RECORDS
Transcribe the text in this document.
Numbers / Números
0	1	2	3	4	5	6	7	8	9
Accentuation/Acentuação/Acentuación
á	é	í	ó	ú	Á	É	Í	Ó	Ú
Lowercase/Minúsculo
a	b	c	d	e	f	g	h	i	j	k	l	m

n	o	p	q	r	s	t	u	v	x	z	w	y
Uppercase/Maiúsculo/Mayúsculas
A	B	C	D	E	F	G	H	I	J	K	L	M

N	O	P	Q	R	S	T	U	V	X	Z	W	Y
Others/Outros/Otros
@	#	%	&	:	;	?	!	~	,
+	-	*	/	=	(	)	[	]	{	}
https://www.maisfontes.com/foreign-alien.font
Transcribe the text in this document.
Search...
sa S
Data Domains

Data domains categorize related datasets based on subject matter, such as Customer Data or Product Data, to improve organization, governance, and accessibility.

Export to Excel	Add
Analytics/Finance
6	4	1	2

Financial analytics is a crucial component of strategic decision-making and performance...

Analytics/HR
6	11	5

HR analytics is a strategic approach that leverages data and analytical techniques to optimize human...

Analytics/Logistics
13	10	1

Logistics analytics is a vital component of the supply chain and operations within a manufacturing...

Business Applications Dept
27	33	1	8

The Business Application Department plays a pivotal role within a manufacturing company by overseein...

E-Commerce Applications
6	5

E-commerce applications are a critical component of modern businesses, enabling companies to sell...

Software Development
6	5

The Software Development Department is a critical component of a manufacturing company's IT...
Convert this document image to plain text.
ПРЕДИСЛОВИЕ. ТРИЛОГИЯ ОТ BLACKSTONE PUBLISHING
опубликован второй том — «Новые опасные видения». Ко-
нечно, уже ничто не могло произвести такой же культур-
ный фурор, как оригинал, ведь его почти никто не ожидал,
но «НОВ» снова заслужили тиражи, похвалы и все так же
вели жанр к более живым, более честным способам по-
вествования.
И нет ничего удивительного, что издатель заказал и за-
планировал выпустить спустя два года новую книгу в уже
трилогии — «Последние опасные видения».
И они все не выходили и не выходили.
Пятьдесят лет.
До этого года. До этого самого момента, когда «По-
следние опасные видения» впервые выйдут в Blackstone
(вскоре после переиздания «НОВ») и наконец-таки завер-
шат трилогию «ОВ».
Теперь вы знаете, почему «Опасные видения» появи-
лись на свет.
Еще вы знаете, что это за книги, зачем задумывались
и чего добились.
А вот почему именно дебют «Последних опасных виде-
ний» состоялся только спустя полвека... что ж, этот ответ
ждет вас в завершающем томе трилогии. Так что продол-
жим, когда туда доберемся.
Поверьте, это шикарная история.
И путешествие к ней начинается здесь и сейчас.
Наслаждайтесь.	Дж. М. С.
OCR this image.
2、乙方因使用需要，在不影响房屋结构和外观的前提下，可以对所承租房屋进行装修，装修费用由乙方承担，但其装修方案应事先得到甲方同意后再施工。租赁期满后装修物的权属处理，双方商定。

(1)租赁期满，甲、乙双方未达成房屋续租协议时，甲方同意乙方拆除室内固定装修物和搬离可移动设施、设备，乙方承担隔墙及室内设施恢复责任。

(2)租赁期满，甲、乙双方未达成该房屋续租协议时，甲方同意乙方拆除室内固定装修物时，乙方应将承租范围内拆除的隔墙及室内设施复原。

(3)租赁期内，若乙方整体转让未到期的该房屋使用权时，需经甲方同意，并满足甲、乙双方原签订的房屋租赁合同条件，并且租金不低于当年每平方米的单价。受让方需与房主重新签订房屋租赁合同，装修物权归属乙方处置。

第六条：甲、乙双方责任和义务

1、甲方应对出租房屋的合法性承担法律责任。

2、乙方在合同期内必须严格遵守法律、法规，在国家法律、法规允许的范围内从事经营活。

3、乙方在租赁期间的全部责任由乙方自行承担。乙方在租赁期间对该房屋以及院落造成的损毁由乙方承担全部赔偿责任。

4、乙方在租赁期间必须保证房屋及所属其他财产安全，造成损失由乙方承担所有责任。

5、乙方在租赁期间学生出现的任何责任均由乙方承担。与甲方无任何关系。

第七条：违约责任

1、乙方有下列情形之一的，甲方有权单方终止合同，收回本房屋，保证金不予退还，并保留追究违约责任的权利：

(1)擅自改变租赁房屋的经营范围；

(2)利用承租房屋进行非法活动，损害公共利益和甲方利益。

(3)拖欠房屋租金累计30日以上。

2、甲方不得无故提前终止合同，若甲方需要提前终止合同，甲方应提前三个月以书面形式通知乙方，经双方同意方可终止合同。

SHORT PROBLEM
Collect each line of the entries that has the word "Software", copying it in full.

FULL ANSWER
Software Development
The Software Development Department is a critical component of a manufacturing company's IT...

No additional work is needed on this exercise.